*The request*: Search the material below for the string "Bitcoin" and extract each line that has it.
━━━━━ Exercise input ━━━━━
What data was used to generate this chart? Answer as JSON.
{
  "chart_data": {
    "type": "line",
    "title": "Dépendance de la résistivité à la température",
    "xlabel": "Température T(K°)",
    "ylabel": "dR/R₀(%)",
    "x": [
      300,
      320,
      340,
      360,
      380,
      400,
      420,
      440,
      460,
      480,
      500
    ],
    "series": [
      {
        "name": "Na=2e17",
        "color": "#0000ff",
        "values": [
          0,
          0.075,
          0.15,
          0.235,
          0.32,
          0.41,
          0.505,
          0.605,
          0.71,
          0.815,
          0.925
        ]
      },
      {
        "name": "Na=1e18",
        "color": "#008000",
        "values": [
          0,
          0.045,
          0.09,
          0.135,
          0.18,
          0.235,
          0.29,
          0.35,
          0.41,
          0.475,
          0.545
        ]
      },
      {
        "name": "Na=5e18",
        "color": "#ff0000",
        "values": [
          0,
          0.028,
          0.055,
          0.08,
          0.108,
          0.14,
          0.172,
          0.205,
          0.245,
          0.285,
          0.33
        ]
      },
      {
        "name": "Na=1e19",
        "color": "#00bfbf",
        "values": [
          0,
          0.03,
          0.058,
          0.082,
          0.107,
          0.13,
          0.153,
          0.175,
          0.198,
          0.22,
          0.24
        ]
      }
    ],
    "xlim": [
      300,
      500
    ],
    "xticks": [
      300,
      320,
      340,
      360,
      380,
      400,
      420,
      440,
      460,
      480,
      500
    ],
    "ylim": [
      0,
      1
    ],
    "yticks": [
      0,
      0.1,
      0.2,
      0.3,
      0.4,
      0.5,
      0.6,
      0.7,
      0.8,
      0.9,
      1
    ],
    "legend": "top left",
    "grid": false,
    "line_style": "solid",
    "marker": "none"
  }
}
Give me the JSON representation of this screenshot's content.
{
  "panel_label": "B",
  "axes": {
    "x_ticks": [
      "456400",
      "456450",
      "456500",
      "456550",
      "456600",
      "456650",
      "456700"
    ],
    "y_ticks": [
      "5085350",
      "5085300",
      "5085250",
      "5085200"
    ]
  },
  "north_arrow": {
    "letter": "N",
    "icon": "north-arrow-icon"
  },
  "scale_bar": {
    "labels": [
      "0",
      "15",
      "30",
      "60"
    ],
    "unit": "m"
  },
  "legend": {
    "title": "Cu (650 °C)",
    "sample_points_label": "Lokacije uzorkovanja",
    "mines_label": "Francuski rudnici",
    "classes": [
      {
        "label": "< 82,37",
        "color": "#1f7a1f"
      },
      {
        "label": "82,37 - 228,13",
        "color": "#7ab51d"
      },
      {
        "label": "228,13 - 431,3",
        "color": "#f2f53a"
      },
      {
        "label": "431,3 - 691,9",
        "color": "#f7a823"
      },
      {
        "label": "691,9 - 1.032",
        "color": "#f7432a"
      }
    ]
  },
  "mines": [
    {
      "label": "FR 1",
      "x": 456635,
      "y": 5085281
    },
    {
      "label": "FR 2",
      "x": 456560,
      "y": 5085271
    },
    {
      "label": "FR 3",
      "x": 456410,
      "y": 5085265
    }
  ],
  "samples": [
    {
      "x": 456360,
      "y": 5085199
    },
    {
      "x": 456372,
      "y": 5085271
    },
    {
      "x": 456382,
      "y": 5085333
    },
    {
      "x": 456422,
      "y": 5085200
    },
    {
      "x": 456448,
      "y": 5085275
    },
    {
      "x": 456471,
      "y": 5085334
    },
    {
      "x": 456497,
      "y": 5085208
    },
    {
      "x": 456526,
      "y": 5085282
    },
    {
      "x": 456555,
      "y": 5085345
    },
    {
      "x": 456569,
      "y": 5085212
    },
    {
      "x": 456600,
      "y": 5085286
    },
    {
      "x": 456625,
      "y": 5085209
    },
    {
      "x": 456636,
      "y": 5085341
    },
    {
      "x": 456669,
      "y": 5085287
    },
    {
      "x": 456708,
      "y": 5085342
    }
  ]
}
━━━━━
━━━━━ Exercise input ━━━━━
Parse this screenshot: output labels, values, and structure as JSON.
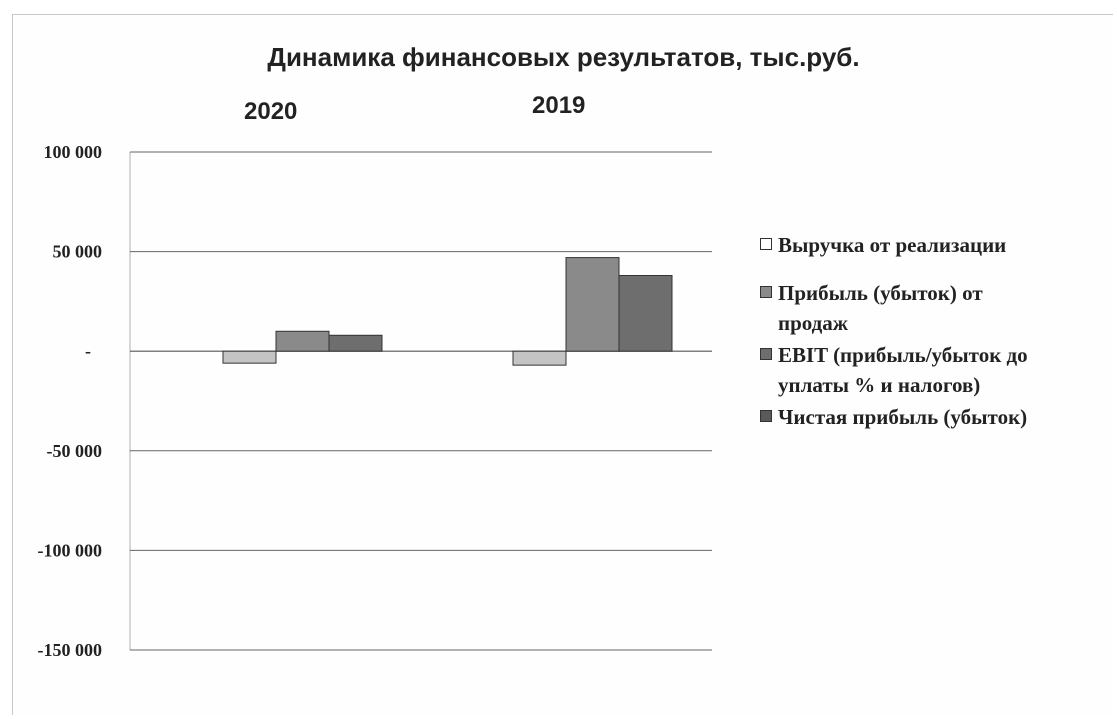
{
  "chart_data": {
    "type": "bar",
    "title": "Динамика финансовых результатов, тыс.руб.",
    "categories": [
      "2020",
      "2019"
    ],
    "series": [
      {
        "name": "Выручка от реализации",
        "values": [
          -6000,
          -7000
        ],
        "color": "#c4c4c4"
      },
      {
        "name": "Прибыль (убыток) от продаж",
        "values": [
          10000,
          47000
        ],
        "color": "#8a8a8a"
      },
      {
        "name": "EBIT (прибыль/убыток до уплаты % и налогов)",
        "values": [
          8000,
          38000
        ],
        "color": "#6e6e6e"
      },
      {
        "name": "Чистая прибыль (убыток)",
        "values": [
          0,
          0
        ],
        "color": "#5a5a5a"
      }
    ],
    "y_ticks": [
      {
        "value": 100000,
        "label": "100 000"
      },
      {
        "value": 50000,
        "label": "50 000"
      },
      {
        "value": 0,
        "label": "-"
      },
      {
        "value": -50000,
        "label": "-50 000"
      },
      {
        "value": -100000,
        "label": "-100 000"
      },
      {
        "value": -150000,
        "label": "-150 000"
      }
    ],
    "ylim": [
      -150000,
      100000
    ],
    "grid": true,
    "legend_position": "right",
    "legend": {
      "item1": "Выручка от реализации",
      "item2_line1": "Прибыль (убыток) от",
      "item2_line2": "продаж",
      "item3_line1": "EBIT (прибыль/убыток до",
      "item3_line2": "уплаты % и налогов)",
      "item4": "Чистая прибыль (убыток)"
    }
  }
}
━━━━━
━━━━━ Exercise input ━━━━━
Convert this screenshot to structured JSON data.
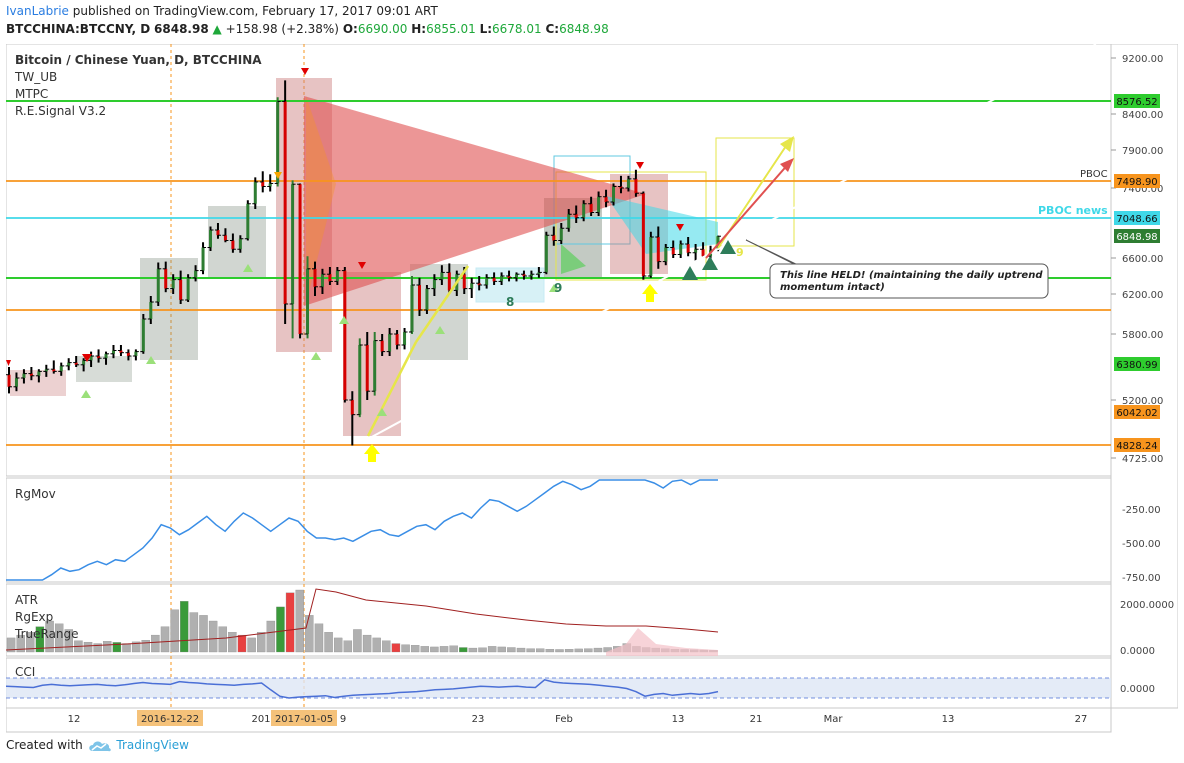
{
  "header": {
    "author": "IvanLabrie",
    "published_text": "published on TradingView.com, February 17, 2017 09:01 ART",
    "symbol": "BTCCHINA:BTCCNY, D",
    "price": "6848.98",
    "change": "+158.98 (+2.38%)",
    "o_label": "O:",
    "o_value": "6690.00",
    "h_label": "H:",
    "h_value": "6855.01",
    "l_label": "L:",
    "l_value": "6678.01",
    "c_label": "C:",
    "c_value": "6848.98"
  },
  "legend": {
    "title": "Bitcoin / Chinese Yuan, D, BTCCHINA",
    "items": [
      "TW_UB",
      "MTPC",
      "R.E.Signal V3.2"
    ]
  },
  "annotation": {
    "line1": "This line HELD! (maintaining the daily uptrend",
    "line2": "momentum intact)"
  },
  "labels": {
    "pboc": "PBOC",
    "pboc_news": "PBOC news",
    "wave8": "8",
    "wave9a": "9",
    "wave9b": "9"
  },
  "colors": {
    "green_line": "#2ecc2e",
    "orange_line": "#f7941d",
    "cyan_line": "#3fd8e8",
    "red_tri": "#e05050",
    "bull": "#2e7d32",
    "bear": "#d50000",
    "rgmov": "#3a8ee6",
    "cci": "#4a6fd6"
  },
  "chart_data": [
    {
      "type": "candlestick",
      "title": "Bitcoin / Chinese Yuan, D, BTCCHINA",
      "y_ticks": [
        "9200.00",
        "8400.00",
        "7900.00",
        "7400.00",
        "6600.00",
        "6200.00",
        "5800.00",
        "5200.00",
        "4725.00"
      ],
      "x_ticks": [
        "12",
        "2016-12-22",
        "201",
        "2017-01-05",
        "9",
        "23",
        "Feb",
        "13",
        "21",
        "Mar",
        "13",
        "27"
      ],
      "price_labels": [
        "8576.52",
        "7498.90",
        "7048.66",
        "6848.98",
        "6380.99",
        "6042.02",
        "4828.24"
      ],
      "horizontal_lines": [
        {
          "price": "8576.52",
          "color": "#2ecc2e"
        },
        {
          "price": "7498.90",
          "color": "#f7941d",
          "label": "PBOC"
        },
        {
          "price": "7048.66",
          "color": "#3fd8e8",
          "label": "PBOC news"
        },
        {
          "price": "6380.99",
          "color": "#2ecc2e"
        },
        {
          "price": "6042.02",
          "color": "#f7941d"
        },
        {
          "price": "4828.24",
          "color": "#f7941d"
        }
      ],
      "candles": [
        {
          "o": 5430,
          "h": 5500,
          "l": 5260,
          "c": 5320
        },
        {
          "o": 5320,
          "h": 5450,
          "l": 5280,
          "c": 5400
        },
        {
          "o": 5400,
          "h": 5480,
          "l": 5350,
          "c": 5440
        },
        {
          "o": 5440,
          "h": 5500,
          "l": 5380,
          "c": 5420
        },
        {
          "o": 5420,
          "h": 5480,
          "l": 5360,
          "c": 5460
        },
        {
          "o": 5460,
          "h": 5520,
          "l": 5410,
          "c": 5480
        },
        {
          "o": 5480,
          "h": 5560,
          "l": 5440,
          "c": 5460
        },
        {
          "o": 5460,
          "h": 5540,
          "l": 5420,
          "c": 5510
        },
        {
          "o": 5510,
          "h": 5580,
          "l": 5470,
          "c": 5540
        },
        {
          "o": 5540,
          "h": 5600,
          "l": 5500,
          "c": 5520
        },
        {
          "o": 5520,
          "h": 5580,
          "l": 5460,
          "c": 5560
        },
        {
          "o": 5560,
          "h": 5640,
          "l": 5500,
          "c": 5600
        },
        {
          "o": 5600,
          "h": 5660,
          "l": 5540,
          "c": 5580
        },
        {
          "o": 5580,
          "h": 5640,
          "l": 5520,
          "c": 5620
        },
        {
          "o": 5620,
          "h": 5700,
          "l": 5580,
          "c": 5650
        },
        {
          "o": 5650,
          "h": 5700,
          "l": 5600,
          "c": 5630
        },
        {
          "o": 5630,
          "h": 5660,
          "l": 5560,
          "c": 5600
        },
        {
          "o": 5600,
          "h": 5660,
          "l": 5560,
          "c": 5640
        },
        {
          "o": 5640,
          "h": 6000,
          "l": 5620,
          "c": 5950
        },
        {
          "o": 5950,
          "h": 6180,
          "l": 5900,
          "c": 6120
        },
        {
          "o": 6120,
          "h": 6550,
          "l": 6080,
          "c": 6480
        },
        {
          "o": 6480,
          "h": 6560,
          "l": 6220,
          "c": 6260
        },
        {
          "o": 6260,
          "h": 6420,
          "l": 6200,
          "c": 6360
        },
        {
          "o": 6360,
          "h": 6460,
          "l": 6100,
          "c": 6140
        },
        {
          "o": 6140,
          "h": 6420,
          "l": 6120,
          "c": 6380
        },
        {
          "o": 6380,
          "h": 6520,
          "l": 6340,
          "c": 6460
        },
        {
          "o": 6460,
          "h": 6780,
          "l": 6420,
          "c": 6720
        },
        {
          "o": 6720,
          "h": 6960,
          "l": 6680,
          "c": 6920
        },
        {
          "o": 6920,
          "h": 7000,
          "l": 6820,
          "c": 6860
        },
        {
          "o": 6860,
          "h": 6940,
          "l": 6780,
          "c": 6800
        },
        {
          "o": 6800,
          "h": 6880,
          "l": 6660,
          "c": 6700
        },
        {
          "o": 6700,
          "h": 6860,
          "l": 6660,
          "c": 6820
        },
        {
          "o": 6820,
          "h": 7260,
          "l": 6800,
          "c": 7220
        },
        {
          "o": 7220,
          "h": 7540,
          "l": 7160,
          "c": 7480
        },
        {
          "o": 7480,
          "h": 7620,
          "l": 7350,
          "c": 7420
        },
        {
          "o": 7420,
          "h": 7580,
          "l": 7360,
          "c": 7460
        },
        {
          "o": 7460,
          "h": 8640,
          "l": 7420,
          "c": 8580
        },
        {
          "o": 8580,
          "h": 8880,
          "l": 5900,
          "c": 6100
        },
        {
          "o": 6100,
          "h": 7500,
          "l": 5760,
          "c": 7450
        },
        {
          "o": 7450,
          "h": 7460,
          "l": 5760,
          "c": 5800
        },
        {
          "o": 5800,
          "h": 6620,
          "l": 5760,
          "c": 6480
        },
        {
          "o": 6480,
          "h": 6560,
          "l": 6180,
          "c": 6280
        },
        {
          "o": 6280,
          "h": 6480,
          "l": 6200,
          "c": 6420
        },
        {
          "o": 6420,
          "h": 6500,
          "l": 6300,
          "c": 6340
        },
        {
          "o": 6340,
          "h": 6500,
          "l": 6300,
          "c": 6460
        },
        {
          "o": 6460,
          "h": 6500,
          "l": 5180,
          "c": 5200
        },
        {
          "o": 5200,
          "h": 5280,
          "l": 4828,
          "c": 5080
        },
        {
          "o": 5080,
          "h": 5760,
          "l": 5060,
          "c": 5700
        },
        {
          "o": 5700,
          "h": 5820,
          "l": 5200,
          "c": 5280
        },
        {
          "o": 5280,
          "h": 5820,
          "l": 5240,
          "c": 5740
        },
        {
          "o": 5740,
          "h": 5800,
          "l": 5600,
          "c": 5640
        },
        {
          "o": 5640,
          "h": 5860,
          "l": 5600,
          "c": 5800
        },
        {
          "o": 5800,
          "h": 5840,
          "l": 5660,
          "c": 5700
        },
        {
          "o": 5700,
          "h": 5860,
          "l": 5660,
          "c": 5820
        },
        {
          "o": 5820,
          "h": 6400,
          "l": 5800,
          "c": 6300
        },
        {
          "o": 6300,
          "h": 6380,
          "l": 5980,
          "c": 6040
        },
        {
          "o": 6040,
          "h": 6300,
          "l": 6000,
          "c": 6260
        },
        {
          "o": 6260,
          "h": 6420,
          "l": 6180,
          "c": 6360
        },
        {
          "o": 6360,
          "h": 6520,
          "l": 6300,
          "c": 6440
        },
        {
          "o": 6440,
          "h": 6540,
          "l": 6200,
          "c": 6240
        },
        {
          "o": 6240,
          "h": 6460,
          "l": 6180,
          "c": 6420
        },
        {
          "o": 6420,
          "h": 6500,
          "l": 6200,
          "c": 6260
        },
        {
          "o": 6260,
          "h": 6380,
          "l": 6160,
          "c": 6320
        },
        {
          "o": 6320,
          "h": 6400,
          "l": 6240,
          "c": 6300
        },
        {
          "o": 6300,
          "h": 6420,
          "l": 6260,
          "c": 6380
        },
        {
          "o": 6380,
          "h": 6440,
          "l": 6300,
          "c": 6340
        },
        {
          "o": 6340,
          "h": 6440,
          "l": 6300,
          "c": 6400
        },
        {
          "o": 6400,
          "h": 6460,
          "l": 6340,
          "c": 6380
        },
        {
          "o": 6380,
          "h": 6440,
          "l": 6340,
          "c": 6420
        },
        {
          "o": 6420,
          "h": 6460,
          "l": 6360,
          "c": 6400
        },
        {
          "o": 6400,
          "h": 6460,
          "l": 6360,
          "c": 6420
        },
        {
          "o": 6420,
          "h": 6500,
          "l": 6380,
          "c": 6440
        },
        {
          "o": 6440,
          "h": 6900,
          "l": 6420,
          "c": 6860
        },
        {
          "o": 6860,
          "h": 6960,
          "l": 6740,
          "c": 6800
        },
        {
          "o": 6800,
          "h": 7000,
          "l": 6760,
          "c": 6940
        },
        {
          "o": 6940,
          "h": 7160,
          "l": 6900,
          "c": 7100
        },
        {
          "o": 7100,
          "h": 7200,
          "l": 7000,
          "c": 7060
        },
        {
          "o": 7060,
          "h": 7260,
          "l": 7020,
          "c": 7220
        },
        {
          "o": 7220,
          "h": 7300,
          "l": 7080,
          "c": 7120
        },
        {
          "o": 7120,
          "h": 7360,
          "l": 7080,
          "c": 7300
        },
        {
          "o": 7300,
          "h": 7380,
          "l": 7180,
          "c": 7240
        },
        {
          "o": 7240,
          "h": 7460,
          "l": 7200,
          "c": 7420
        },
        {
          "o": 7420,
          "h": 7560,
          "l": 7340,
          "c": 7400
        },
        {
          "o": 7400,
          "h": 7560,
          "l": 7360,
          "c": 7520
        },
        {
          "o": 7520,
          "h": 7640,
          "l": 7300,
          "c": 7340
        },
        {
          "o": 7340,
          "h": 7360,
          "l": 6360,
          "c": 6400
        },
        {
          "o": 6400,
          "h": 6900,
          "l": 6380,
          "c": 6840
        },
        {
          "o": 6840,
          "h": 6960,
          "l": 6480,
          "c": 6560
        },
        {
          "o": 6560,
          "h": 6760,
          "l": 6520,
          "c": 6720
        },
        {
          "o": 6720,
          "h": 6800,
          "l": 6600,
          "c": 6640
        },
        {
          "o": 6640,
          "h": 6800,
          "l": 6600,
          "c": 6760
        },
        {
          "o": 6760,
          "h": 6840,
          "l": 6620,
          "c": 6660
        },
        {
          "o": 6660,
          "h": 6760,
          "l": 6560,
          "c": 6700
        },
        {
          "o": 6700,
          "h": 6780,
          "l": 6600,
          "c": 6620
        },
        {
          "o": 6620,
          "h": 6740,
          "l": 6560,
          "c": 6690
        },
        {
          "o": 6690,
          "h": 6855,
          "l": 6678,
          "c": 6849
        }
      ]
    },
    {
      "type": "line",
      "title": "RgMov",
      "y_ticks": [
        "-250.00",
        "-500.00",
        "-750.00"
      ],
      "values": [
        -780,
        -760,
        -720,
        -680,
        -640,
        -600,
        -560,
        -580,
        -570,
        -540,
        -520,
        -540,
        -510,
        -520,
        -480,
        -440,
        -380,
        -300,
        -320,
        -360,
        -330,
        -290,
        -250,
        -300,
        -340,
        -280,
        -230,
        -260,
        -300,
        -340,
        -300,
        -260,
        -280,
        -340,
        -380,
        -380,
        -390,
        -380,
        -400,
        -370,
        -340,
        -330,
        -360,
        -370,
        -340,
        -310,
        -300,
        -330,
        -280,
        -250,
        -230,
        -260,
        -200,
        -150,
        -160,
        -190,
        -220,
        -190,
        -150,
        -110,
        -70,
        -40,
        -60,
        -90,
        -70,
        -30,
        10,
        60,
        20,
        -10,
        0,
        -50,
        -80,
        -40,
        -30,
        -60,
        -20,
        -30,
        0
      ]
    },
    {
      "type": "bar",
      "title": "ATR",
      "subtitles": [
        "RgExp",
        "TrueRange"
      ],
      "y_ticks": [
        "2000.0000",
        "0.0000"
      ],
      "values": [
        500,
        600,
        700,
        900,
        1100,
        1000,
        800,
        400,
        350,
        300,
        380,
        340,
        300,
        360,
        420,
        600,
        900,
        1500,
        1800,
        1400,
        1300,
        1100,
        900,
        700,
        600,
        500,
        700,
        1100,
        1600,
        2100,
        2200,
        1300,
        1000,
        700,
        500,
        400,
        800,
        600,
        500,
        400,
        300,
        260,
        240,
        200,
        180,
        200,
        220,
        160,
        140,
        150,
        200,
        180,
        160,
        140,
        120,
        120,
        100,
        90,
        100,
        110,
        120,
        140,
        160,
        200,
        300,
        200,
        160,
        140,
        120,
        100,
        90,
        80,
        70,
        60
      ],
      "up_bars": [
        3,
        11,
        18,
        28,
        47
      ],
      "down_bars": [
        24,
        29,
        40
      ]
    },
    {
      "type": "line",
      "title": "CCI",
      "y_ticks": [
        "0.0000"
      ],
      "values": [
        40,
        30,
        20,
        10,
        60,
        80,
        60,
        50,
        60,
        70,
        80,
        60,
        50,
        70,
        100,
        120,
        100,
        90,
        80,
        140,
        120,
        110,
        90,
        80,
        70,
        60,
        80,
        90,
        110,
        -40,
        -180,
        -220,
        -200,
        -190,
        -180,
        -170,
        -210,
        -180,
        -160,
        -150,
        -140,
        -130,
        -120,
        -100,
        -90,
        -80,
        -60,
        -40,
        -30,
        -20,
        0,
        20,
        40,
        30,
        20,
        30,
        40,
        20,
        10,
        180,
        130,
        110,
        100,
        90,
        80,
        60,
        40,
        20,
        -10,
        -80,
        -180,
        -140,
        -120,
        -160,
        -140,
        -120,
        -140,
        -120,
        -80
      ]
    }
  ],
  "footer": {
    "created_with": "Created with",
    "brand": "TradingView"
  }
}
━━━━━
*Expected answer*:
    "title": "Bitcoin / Chinese Yuan, D, BTCCHINA",
      "title": "Bitcoin / Chinese Yuan, D, BTCCHINA",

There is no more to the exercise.